Objective: Copy out every line in the entries below that includes "text".

Items from a dataset:
○ ○ ○ ○

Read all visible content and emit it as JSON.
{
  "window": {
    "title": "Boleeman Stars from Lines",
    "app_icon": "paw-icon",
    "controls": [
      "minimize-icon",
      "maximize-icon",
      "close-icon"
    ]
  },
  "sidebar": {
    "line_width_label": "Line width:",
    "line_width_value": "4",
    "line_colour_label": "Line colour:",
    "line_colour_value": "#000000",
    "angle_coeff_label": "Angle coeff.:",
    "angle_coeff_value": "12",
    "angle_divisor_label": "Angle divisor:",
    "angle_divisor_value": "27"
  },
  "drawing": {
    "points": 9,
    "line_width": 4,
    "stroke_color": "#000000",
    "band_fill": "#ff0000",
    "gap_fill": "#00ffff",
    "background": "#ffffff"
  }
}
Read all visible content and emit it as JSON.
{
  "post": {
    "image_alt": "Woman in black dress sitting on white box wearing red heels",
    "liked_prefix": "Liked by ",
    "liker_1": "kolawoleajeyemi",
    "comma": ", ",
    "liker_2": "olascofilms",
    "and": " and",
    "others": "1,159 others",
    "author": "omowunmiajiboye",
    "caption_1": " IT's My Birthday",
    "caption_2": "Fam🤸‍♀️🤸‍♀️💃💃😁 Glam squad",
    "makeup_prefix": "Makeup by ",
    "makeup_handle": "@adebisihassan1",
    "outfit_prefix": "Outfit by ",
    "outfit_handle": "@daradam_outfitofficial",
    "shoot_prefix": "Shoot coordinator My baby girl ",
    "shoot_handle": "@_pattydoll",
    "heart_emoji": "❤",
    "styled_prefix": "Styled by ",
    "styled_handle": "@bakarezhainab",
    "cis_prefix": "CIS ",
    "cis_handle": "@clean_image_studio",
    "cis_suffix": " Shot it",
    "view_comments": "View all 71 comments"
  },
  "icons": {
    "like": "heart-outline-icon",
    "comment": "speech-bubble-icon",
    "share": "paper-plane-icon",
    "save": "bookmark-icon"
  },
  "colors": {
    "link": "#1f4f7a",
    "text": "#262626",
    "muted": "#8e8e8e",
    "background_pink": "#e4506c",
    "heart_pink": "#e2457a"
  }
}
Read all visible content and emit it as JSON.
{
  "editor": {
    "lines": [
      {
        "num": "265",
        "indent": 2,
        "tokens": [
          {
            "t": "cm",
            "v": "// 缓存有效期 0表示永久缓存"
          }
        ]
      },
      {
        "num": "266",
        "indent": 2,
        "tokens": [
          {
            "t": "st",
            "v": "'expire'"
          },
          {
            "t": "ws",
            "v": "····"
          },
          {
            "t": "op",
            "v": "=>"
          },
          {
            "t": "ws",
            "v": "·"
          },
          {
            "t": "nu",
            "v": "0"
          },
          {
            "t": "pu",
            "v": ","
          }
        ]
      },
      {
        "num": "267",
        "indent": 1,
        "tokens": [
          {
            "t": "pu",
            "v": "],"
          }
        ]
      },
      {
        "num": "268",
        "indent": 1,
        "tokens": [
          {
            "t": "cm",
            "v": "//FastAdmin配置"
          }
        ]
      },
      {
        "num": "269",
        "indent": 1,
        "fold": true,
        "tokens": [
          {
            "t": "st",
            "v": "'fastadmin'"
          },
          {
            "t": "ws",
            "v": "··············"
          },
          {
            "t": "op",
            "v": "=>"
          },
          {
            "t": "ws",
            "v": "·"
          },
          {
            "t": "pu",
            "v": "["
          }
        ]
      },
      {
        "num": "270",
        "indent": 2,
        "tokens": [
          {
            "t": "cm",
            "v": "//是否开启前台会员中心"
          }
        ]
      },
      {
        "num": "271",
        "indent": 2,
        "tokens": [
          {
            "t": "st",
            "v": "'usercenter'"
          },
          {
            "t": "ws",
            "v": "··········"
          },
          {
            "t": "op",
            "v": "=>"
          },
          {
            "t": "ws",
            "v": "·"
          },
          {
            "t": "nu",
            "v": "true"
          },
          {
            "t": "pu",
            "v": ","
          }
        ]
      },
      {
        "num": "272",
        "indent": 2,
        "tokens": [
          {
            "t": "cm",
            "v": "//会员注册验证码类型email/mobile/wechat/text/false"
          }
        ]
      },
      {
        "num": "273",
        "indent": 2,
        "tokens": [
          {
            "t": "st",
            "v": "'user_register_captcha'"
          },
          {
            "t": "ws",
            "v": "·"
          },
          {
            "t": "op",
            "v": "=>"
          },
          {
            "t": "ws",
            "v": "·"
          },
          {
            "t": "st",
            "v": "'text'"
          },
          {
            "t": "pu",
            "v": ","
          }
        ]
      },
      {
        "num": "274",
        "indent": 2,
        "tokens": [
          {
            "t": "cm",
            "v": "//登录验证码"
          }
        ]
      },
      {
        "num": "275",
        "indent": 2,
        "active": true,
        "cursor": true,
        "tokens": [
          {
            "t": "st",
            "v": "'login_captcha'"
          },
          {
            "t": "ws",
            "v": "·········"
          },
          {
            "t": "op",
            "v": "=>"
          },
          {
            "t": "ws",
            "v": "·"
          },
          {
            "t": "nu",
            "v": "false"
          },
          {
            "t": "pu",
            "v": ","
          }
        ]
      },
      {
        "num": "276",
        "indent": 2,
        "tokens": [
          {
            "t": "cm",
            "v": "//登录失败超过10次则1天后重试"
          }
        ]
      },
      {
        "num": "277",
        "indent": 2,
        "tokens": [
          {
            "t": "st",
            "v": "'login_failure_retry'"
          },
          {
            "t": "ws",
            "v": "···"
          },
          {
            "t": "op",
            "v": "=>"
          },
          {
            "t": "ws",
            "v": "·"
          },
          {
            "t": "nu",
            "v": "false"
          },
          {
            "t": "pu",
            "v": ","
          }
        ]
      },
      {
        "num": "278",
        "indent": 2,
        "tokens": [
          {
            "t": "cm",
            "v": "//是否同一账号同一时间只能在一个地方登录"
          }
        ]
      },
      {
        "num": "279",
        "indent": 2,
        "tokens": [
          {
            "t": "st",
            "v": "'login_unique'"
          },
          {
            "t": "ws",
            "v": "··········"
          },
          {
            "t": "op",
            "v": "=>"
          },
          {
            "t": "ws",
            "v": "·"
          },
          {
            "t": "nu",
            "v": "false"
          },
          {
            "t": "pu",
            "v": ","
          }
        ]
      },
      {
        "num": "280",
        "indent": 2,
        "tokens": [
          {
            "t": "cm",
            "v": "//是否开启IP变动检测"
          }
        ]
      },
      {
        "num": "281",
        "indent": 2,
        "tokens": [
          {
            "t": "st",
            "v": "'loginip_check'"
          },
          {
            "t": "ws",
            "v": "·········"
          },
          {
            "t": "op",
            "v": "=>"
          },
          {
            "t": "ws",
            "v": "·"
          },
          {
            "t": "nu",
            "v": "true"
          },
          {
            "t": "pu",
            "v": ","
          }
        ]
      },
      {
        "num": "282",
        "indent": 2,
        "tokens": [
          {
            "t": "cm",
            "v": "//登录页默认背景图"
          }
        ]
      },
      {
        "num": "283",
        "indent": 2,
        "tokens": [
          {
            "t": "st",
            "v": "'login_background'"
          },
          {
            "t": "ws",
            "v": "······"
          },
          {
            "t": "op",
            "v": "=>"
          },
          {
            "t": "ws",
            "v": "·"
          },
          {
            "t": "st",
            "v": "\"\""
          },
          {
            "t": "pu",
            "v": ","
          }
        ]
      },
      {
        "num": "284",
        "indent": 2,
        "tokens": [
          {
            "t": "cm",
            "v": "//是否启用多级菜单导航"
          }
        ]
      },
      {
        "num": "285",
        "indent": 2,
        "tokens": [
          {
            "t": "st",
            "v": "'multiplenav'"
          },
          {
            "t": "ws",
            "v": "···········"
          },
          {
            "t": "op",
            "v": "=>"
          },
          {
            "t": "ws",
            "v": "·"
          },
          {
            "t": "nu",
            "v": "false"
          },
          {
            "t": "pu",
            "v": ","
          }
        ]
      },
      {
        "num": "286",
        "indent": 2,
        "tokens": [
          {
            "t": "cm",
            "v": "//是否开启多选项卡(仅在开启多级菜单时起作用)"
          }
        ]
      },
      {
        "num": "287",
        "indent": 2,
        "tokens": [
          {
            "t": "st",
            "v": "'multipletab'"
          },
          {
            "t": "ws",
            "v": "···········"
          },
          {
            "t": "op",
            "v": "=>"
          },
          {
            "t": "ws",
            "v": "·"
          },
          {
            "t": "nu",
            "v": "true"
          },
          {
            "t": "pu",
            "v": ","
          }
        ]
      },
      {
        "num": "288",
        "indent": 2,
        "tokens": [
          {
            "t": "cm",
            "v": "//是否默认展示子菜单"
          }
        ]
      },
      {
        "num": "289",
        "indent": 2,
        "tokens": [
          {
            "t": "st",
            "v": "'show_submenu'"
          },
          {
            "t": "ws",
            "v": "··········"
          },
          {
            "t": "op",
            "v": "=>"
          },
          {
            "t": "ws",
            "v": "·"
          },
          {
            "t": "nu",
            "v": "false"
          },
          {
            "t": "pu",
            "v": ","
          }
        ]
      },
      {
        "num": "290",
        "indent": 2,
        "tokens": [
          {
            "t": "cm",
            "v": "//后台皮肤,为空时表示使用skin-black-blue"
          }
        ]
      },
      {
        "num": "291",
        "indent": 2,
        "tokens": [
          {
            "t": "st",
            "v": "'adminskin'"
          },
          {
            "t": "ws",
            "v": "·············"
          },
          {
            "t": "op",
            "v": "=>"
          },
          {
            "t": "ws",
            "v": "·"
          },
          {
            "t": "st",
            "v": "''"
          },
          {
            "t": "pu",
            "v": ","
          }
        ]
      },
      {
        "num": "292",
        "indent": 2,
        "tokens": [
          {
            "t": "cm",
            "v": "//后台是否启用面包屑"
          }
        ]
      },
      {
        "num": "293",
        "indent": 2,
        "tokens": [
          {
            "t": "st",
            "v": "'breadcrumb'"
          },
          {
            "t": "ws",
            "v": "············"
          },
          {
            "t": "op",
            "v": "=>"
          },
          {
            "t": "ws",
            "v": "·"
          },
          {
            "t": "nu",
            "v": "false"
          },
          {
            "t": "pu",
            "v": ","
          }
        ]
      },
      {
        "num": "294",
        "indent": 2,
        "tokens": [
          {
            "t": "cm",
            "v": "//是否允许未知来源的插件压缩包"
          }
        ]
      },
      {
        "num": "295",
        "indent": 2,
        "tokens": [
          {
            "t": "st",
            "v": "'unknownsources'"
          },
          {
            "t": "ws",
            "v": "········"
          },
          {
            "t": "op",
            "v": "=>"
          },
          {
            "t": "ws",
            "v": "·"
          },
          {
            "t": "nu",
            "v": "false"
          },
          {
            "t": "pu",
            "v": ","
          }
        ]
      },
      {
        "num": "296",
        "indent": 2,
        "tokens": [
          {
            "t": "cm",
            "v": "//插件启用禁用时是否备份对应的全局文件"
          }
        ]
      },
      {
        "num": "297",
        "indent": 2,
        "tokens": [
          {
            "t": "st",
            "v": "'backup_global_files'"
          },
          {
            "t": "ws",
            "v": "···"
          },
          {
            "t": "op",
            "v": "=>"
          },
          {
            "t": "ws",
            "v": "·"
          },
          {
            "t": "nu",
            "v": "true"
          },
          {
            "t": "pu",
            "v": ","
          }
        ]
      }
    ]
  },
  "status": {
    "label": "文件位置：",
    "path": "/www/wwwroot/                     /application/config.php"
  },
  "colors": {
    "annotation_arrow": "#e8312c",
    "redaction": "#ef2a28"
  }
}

○ ○ ○ ○

Solution for this problem:
    "text": "#262626",
            "v": "//会员注册验证码类型email/mobile/wechat/text/false"
            "v": "'text'"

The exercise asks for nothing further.